• Given instruction:
Set down all of the data that follows word for word, without the images.

-- Input for this task start --

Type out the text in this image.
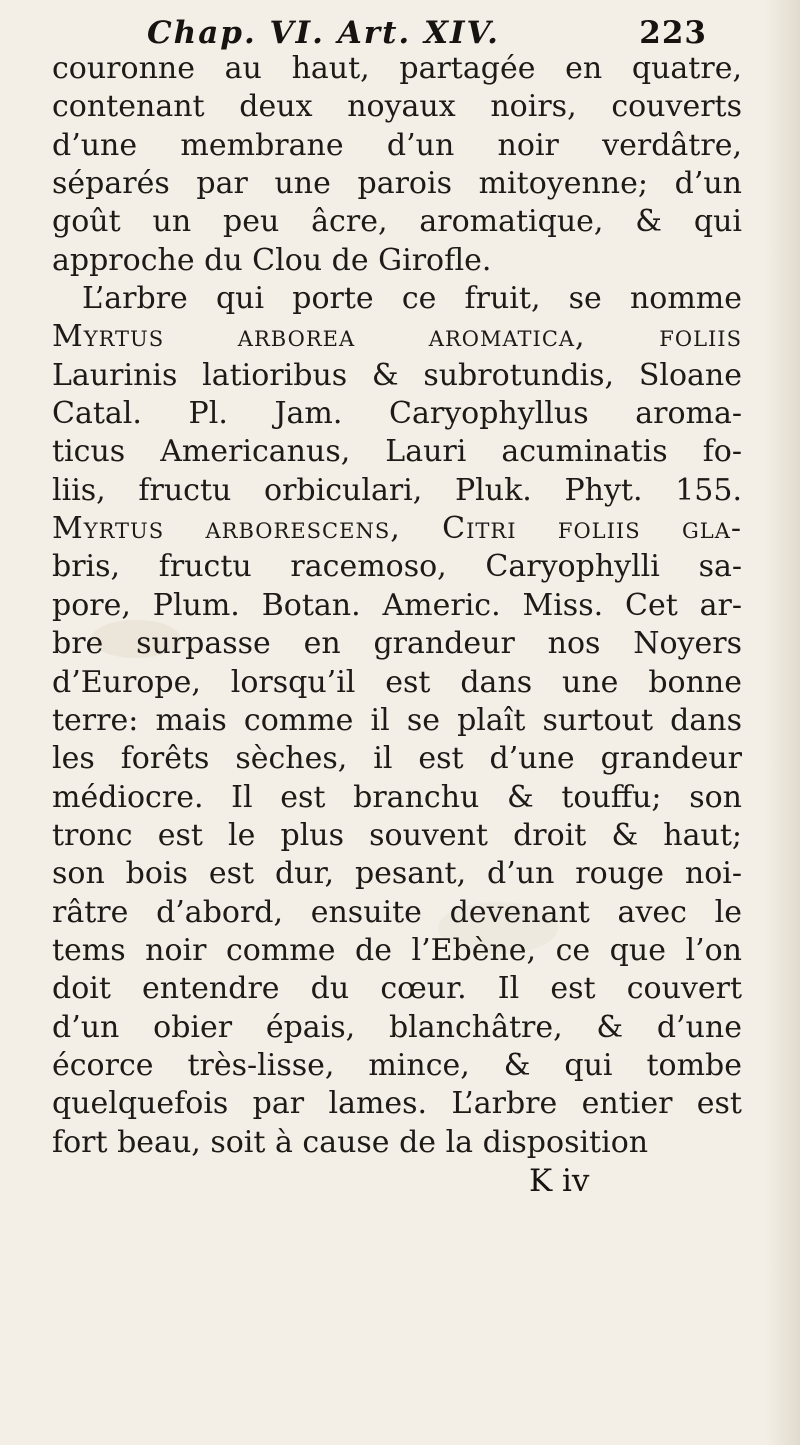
Chap. VI. Art. XIV.	223
couronne au haut, partagée en quatre,
contenant deux noyaux noirs, couverts
d’une membrane d’un noir verdâtre,
séparés par une parois mitoyenne; d’un
goût un peu âcre, aromatique, & qui
approche du Clou de Girofle.
L’arbre qui porte ce fruit, se nomme
Myrtus arborea aromatica, foliis
Laurinis latioribus & subrotundis, Sloane
Catal. Pl. Jam. Caryophyllus aroma-
ticus Americanus, Lauri acuminatis fo-
liis, fructu orbiculari, Pluk. Phyt. 155.
Myrtus arborescens, Citri foliis gla-
bris, fructu racemoso, Caryophylli sa-
pore, Plum. Botan. Americ. Miss. Cet ar-
bre surpasse en grandeur nos Noyers
d’Europe, lorsqu’il est dans une bonne
terre: mais comme il se plaît surtout dans
les forêts sèches, il est d’une grandeur
médiocre. Il est branchu & touffu; son
tronc est le plus souvent droit & haut;
son bois est dur, pesant, d’un rouge noi-
râtre d’abord, ensuite devenant avec le
tems noir comme de l’Ebène, ce que l’on
doit entendre du cœur. Il est couvert
d’un obier épais, blanchâtre, & d’une
écorce très-lisse, mince, & qui tombe
quelquefois par lames. L’arbre entier est
fort beau, soit à cause de la disposition
K iv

-- Input for this task end --

• Solution:
Type out the text in this image.
Chap. VI. Art. XIV.	223
couronne au haut, partagée en quatre,
contenant deux noyaux noirs, couverts
d’une membrane d’un noir verdâtre,
séparés par une parois mitoyenne; d’un
goût un peu âcre, aromatique, & qui
approche du Clou de Girofle.
L’arbre qui porte ce fruit, se nomme
Myrtus arborea aromatica, foliis
Laurinis latioribus & subrotundis, Sloane
Catal. Pl. Jam. Caryophyllus aroma-
ticus Americanus, Lauri acuminatis fo-
liis, fructu orbiculari, Pluk. Phyt. 155.
Myrtus arborescens, Citri foliis gla-
bris, fructu racemoso, Caryophylli sa-
pore, Plum. Botan. Americ. Miss. Cet ar-
bre surpasse en grandeur nos Noyers
d’Europe, lorsqu’il est dans une bonne
terre: mais comme il se plaît surtout dans
les forêts sèches, il est d’une grandeur
médiocre. Il est branchu & touffu; son
tronc est le plus souvent droit & haut;
son bois est dur, pesant, d’un rouge noi-
râtre d’abord, ensuite devenant avec le
tems noir comme de l’Ebène, ce que l’on
doit entendre du cœur. Il est couvert
d’un obier épais, blanchâtre, & d’une
écorce très-lisse, mince, & qui tombe
quelquefois par lames. L’arbre entier est
fort beau, soit à cause de la disposition
K iv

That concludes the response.